### Problem details
Repeat the material verbatim and drop the pictures.

START Record set

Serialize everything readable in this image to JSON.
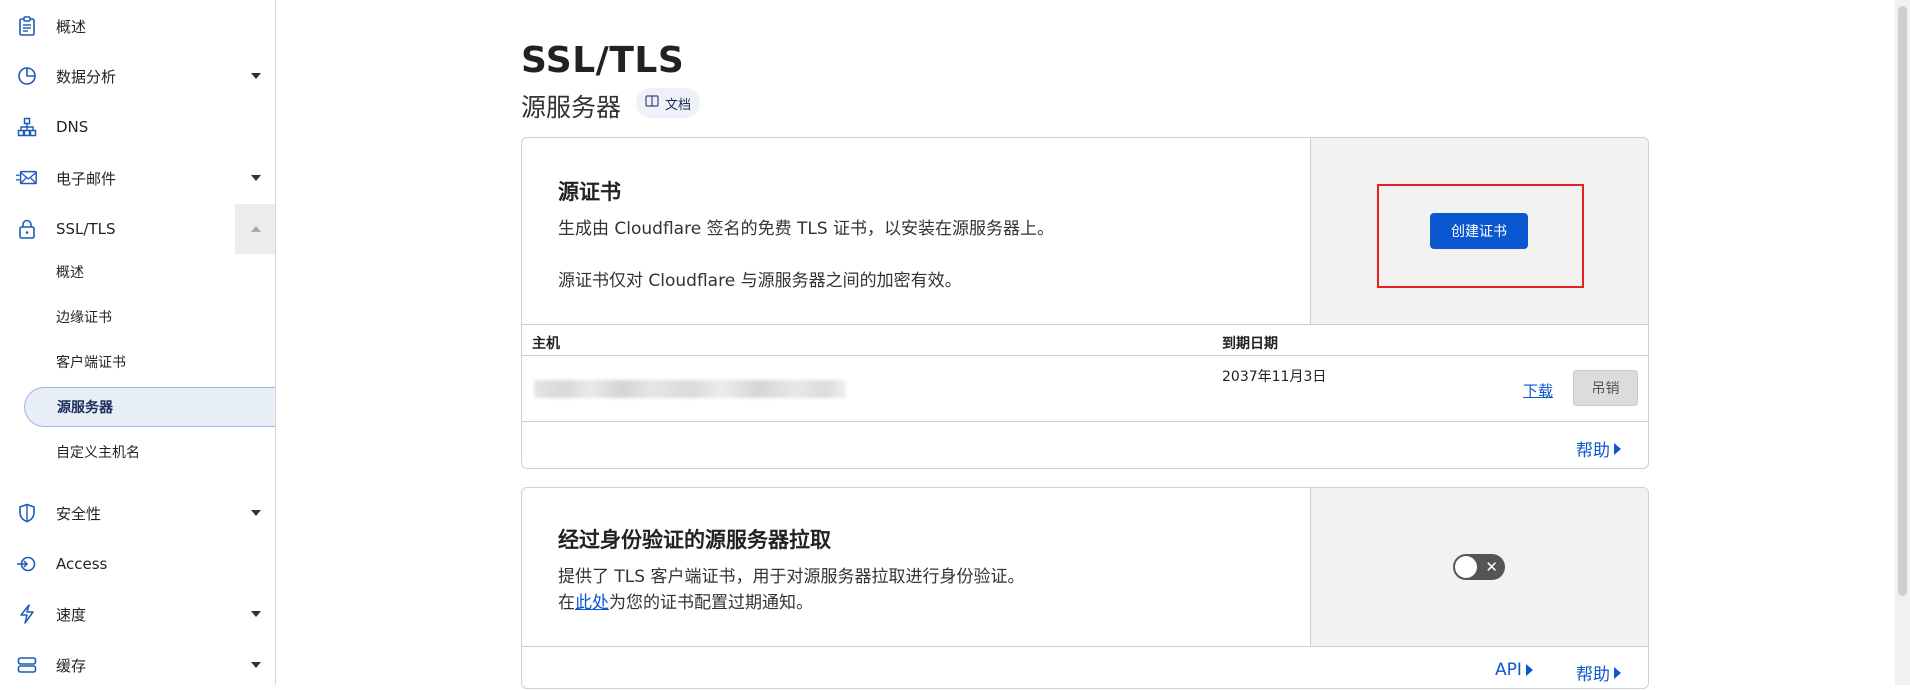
{
  "sidebar": {
    "items": [
      {
        "label": "概述",
        "icon": "clipboard-icon"
      },
      {
        "label": "数据分析",
        "icon": "pie-chart-icon"
      },
      {
        "label": "DNS",
        "icon": "network-icon"
      },
      {
        "label": "电子邮件",
        "icon": "envelope-icon"
      },
      {
        "label": "SSL/TLS",
        "icon": "lock-icon"
      },
      {
        "label": "安全性",
        "icon": "shield-icon"
      },
      {
        "label": "Access",
        "icon": "access-icon"
      },
      {
        "label": "速度",
        "icon": "lightning-icon"
      },
      {
        "label": "缓存",
        "icon": "database-icon"
      }
    ],
    "sub_items": [
      {
        "label": "概述"
      },
      {
        "label": "边缘证书"
      },
      {
        "label": "客户端证书"
      },
      {
        "label": "源服务器"
      },
      {
        "label": "自定义主机名"
      }
    ]
  },
  "header": {
    "title": "SSL/TLS",
    "subtitle": "源服务器",
    "doc_label": "文档"
  },
  "origin_cert": {
    "title": "源证书",
    "desc1": "生成由 Cloudflare 签名的免费 TLS 证书，以安装在源服务器上。",
    "desc2": "源证书仅对 Cloudflare 与源服务器之间的加密有效。",
    "create_label": "创建证书",
    "table": {
      "col_host": "主机",
      "col_expiry": "到期日期",
      "rows": [
        {
          "expiry": "2037年11月3日",
          "download": "下载",
          "revoke": "吊销"
        }
      ]
    },
    "help": "帮助"
  },
  "authenticated_pull": {
    "title": "经过身份验证的源服务器拉取",
    "desc1": "提供了 TLS 客户端证书，用于对源服务器拉取进行身份验证。",
    "desc2_prefix": "在",
    "desc2_link": "此处",
    "desc2_suffix": "为您的证书配置过期通知。",
    "toggle_state": "off",
    "api": "API",
    "help": "帮助"
  },
  "colors": {
    "accent": "#0b57d0",
    "highlight": "#e62020",
    "active_bg": "#e8eef8"
  }
}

END Record set

### Answer below
Serialize everything readable in this image to JSON.
{
  "sidebar": {
    "items": [
      {
        "label": "概述",
        "icon": "clipboard-icon"
      },
      {
        "label": "数据分析",
        "icon": "pie-chart-icon"
      },
      {
        "label": "DNS",
        "icon": "network-icon"
      },
      {
        "label": "电子邮件",
        "icon": "envelope-icon"
      },
      {
        "label": "SSL/TLS",
        "icon": "lock-icon"
      },
      {
        "label": "安全性",
        "icon": "shield-icon"
      },
      {
        "label": "Access",
        "icon": "access-icon"
      },
      {
        "label": "速度",
        "icon": "lightning-icon"
      },
      {
        "label": "缓存",
        "icon": "database-icon"
      }
    ],
    "sub_items": [
      {
        "label": "概述"
      },
      {
        "label": "边缘证书"
      },
      {
        "label": "客户端证书"
      },
      {
        "label": "源服务器"
      },
      {
        "label": "自定义主机名"
      }
    ]
  },
  "header": {
    "title": "SSL/TLS",
    "subtitle": "源服务器",
    "doc_label": "文档"
  },
  "origin_cert": {
    "title": "源证书",
    "desc1": "生成由 Cloudflare 签名的免费 TLS 证书，以安装在源服务器上。",
    "desc2": "源证书仅对 Cloudflare 与源服务器之间的加密有效。",
    "create_label": "创建证书",
    "table": {
      "col_host": "主机",
      "col_expiry": "到期日期",
      "rows": [
        {
          "expiry": "2037年11月3日",
          "download": "下载",
          "revoke": "吊销"
        }
      ]
    },
    "help": "帮助"
  },
  "authenticated_pull": {
    "title": "经过身份验证的源服务器拉取",
    "desc1": "提供了 TLS 客户端证书，用于对源服务器拉取进行身份验证。",
    "desc2_prefix": "在",
    "desc2_link": "此处",
    "desc2_suffix": "为您的证书配置过期通知。",
    "toggle_state": "off",
    "api": "API",
    "help": "帮助"
  },
  "colors": {
    "accent": "#0b57d0",
    "highlight": "#e62020",
    "active_bg": "#e8eef8"
  }
}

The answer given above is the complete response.